_GIVEN TASK:_
Report how many lines in the listing below include the word "week". Write nothing besides the number.

_DATA TO USE:_
"""
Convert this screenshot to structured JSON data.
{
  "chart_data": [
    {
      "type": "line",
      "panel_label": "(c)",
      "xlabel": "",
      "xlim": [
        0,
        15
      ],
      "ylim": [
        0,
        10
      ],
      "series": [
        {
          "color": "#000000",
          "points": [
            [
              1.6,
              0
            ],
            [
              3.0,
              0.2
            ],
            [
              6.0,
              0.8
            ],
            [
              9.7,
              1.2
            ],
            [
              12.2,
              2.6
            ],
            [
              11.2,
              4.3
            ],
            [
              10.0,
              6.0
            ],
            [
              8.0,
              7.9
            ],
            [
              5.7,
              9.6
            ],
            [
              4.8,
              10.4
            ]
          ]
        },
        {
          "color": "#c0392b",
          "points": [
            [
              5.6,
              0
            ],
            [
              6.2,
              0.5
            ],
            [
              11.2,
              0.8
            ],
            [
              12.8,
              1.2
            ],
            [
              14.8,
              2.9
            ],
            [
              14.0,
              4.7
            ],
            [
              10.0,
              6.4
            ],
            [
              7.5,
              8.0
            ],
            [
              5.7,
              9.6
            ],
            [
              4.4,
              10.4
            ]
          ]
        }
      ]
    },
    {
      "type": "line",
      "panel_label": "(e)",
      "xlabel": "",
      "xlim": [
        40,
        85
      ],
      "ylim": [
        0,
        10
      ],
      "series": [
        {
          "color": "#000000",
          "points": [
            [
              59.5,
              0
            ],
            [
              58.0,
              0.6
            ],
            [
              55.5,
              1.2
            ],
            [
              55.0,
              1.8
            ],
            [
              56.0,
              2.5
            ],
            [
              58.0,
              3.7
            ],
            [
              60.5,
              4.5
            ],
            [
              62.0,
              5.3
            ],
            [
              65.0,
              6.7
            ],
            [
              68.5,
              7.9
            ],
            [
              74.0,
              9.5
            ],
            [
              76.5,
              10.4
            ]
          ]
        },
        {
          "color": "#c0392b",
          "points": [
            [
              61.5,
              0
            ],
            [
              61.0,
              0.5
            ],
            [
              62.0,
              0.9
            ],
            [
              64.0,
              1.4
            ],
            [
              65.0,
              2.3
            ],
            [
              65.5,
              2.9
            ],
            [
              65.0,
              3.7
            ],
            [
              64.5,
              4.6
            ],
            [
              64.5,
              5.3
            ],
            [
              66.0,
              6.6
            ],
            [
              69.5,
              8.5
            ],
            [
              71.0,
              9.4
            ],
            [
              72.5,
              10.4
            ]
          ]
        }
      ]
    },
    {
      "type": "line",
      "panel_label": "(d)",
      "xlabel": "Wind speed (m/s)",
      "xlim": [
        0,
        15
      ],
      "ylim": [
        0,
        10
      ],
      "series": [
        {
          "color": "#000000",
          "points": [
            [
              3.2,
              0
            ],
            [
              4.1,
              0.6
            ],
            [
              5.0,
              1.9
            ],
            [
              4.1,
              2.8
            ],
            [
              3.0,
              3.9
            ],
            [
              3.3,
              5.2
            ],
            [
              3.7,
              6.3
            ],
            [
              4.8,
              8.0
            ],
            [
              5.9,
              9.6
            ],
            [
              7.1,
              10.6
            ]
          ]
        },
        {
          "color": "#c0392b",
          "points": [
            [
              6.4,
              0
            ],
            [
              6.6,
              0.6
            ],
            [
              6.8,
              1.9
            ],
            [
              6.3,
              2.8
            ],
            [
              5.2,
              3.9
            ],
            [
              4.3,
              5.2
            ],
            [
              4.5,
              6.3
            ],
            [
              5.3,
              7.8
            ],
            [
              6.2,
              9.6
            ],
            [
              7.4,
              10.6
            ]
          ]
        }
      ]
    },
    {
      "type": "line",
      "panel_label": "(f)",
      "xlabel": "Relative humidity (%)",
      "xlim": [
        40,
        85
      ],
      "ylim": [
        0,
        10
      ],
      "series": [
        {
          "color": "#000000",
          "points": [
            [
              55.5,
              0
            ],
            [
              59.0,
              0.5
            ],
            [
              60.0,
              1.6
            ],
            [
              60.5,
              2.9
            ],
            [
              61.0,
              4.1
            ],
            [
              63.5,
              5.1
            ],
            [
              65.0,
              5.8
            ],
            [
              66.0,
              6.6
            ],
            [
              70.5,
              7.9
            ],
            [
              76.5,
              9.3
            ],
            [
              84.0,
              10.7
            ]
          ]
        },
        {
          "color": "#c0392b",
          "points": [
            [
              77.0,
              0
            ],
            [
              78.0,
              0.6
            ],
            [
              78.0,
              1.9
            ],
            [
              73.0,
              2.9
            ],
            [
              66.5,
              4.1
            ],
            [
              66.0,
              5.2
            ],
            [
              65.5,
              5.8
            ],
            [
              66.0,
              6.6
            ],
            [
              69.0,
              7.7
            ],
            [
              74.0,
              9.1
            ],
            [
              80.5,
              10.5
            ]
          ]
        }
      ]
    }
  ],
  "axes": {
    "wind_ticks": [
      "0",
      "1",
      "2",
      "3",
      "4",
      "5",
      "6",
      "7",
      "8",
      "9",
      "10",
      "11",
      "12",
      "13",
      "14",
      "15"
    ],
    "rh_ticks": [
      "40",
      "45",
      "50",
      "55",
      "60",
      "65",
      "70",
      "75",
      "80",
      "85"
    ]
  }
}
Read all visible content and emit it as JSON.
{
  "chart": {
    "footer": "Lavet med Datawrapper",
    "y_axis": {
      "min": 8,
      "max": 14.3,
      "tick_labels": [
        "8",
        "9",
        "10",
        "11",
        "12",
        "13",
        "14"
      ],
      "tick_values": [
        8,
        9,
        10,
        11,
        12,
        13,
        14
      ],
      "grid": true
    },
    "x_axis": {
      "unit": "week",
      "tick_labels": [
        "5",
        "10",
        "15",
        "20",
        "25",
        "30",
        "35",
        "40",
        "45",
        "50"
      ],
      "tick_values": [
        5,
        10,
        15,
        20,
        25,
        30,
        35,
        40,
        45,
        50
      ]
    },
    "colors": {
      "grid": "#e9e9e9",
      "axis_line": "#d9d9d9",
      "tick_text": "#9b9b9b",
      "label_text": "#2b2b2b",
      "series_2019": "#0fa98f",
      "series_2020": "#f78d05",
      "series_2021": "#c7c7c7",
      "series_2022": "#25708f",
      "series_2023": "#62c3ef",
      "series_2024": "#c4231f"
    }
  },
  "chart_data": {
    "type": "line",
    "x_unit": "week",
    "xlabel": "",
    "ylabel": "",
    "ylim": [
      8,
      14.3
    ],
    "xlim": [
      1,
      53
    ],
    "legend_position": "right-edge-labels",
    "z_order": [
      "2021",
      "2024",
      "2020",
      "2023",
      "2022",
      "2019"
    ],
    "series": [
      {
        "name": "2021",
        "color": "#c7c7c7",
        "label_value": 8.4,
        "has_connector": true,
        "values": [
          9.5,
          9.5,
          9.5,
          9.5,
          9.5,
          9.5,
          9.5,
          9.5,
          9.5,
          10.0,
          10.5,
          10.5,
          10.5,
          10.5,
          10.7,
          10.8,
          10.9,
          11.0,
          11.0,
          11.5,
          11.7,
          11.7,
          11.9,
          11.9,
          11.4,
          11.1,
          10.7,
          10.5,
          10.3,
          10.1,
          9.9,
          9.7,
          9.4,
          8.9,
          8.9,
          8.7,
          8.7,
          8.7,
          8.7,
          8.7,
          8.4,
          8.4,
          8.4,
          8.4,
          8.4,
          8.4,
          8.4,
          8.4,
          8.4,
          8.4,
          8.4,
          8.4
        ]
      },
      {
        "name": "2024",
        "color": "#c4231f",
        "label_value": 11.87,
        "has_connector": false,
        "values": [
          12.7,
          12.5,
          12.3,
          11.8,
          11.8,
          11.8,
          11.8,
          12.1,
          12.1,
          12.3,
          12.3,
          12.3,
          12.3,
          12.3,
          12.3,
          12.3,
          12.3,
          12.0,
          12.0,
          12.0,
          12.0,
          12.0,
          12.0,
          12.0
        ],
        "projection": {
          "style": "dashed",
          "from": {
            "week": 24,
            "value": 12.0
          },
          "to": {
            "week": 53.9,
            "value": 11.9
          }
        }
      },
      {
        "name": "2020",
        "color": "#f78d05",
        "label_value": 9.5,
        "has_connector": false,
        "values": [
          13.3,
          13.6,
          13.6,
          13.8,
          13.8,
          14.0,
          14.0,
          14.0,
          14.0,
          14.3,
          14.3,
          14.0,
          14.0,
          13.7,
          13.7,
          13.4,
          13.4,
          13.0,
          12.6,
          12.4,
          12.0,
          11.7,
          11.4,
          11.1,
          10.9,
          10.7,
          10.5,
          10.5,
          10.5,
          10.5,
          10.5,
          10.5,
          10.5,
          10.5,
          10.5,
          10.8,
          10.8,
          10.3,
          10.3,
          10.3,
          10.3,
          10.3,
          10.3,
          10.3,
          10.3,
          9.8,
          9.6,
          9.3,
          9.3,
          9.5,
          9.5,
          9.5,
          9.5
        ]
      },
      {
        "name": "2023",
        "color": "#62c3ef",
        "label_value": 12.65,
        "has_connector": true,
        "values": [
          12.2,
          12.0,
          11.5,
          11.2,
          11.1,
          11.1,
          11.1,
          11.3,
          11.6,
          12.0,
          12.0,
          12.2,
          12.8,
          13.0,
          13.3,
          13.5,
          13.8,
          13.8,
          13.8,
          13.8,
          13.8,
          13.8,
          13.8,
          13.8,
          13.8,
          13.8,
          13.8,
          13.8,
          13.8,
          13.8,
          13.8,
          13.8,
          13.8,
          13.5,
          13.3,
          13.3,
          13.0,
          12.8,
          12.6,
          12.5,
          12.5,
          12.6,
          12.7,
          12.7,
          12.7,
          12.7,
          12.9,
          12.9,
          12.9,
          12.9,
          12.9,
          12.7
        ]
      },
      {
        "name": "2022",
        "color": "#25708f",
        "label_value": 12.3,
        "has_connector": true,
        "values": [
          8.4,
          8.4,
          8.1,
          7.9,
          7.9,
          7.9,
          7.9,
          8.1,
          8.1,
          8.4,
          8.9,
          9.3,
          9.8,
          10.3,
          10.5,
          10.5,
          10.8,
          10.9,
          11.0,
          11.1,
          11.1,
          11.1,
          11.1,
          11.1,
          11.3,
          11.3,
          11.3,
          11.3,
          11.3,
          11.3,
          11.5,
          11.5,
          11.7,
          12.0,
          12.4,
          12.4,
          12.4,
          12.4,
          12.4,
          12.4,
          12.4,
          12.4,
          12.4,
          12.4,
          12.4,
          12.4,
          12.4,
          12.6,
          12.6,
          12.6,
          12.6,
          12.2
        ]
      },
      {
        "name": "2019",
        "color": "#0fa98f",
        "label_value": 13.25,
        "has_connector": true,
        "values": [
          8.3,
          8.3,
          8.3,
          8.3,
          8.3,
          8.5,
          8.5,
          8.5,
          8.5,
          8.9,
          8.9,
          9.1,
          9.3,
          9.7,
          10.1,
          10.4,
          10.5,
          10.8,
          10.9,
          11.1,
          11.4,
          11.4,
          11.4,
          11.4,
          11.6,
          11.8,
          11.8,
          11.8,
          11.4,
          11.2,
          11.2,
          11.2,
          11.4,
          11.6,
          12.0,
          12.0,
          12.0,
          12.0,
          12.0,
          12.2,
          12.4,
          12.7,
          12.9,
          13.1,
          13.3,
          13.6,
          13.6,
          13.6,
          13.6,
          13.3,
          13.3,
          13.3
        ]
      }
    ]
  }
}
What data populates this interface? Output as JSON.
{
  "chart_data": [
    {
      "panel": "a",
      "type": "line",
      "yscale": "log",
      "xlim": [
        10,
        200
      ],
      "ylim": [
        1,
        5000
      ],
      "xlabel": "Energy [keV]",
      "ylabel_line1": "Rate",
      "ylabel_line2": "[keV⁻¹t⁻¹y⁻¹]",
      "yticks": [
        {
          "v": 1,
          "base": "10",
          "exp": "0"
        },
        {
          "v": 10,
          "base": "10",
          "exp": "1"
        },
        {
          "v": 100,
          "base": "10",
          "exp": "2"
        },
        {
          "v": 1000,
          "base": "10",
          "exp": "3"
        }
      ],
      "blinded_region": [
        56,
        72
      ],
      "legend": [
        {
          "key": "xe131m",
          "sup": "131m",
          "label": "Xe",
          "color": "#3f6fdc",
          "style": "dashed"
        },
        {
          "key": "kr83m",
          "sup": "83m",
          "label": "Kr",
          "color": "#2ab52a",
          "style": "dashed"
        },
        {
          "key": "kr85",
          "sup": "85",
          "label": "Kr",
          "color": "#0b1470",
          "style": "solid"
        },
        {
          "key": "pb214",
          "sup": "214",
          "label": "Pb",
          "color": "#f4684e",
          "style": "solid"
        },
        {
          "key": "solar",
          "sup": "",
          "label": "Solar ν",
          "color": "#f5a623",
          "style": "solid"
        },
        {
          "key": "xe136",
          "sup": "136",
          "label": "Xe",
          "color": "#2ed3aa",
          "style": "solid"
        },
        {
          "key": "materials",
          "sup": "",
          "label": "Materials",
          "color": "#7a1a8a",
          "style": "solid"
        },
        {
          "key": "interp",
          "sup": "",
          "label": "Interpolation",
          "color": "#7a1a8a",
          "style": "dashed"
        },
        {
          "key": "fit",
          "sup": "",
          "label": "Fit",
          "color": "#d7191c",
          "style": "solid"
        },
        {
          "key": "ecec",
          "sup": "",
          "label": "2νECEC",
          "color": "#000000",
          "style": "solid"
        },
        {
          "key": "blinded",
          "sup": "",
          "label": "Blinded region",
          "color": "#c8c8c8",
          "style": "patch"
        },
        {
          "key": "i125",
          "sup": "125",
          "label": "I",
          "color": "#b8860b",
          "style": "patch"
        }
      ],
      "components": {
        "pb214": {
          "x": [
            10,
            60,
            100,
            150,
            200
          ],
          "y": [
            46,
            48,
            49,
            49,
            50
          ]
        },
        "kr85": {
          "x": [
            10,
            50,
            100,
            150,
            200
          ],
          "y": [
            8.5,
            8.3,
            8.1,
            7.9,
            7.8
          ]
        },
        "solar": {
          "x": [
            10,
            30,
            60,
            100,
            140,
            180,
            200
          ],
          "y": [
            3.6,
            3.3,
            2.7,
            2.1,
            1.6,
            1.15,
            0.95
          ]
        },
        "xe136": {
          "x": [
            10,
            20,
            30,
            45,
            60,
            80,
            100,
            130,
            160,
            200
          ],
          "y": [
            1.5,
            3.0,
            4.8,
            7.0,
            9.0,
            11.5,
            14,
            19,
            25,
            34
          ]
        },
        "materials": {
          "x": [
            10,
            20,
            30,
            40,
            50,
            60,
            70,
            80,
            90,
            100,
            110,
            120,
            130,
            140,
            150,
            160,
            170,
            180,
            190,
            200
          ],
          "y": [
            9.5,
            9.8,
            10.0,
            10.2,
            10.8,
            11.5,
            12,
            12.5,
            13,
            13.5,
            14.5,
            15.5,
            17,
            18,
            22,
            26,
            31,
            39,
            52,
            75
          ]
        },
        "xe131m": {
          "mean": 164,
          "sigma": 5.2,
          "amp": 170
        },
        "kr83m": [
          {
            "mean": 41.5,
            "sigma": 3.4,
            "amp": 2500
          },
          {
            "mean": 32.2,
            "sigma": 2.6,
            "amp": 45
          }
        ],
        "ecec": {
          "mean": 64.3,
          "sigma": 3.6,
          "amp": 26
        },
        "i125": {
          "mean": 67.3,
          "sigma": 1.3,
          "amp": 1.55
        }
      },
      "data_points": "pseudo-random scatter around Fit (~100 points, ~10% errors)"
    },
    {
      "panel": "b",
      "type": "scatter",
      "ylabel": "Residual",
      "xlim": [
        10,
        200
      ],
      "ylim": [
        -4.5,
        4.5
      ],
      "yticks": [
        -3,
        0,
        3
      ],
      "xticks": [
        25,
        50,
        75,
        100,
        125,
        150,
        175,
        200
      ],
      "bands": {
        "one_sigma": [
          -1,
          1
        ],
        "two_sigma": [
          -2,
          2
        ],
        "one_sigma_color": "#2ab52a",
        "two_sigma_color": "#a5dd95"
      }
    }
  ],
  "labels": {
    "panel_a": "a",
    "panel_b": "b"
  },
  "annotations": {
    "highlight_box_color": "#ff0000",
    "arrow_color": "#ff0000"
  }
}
"""
_ANSWER TO THIS PROBLEM:_
4